Give back a single number, the count of lines containing the word "Case".

-- Start --

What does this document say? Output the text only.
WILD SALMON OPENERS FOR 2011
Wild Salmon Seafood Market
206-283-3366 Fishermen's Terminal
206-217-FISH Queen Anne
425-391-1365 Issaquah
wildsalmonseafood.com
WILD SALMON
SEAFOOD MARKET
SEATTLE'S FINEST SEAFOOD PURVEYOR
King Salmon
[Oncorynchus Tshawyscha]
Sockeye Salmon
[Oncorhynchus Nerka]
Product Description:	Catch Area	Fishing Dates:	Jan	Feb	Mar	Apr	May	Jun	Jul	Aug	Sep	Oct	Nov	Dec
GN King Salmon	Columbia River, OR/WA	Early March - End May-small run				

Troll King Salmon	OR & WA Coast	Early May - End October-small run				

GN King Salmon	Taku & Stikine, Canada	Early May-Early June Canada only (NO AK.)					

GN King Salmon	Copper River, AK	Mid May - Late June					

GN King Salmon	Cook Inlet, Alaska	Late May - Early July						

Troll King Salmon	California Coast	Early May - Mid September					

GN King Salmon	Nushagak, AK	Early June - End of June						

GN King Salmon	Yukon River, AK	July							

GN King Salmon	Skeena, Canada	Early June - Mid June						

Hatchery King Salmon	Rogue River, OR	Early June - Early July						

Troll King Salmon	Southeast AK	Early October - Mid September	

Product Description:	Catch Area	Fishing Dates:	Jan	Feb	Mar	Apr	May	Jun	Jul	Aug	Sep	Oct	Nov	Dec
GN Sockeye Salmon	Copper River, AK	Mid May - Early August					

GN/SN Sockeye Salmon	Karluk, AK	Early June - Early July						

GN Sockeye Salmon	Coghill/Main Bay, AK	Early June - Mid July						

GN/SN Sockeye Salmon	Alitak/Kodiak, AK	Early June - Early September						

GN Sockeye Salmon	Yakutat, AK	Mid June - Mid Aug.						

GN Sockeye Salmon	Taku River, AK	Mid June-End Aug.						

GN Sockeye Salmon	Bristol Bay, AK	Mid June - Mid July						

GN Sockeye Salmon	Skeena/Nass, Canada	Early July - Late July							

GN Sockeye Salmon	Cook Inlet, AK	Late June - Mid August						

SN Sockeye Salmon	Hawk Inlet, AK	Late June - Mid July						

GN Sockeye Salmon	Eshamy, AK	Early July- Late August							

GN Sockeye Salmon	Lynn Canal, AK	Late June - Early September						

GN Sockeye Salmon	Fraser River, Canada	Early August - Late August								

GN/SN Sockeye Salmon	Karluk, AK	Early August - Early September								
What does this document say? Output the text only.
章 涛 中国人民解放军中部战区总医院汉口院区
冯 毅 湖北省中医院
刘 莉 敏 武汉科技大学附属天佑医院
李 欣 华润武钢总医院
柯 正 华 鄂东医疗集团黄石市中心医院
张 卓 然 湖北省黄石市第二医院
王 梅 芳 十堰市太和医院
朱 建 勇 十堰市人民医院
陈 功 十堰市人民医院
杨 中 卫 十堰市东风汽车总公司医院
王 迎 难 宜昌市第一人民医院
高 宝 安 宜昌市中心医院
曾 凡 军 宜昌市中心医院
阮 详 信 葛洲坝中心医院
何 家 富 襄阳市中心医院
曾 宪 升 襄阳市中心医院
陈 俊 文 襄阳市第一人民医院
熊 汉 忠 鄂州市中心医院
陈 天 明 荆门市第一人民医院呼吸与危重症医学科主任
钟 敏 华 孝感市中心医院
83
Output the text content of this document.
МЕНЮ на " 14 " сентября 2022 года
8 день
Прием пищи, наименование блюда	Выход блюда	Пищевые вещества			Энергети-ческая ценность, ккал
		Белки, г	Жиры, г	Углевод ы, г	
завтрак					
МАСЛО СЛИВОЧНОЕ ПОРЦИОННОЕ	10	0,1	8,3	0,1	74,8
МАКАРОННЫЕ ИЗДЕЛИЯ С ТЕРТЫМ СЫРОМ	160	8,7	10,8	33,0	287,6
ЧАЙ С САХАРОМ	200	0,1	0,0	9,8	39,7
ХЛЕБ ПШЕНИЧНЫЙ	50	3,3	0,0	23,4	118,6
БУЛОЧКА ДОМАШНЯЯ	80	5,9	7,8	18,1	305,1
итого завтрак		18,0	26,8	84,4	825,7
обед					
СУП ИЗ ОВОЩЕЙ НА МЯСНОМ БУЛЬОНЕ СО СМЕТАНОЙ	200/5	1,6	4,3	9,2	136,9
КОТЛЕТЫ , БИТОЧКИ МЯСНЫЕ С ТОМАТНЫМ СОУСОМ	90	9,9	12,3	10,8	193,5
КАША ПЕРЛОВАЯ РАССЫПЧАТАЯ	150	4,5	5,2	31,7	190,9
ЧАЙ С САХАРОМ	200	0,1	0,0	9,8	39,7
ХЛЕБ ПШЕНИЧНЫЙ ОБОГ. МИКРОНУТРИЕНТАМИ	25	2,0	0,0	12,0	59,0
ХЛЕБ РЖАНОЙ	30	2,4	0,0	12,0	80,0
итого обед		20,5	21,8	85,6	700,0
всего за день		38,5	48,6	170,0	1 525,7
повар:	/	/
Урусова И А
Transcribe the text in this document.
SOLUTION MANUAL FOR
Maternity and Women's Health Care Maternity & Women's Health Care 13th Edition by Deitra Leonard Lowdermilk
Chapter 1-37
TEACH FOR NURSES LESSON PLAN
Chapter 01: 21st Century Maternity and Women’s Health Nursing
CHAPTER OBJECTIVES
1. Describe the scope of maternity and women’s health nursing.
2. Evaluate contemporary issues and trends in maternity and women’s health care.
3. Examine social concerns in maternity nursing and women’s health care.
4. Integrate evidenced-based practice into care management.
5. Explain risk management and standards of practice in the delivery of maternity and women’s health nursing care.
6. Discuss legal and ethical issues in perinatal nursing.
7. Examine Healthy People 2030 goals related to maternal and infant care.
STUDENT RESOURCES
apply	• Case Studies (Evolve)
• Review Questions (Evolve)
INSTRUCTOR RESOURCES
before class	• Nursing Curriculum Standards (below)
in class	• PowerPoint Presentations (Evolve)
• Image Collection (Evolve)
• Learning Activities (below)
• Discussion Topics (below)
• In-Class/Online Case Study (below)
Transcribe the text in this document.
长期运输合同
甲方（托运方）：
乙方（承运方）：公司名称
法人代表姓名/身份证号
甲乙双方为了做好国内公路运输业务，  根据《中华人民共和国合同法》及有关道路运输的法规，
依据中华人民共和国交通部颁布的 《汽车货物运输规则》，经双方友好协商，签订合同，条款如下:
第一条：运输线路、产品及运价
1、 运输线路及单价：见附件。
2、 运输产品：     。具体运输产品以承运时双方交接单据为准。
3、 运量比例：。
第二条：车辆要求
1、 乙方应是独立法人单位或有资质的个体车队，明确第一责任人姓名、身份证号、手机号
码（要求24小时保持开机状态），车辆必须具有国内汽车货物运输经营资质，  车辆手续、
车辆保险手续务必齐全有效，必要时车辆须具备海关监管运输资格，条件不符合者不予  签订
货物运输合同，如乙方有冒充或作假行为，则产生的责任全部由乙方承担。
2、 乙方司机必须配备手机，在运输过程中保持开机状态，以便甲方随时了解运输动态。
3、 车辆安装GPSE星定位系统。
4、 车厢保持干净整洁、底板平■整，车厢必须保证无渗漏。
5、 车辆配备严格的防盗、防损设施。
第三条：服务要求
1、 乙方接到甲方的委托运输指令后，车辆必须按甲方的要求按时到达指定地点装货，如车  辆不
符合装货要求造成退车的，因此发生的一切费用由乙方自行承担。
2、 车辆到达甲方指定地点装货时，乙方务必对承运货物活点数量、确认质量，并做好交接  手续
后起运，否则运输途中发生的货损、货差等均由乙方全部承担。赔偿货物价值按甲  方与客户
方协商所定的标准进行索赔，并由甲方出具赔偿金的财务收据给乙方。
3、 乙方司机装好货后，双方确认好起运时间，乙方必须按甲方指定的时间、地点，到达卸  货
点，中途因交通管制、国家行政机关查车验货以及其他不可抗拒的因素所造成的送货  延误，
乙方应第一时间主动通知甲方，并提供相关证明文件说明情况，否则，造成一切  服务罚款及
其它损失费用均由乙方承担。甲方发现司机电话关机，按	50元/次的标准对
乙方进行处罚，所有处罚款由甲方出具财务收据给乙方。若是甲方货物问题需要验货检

-- End --

[FULL ANSWER] 2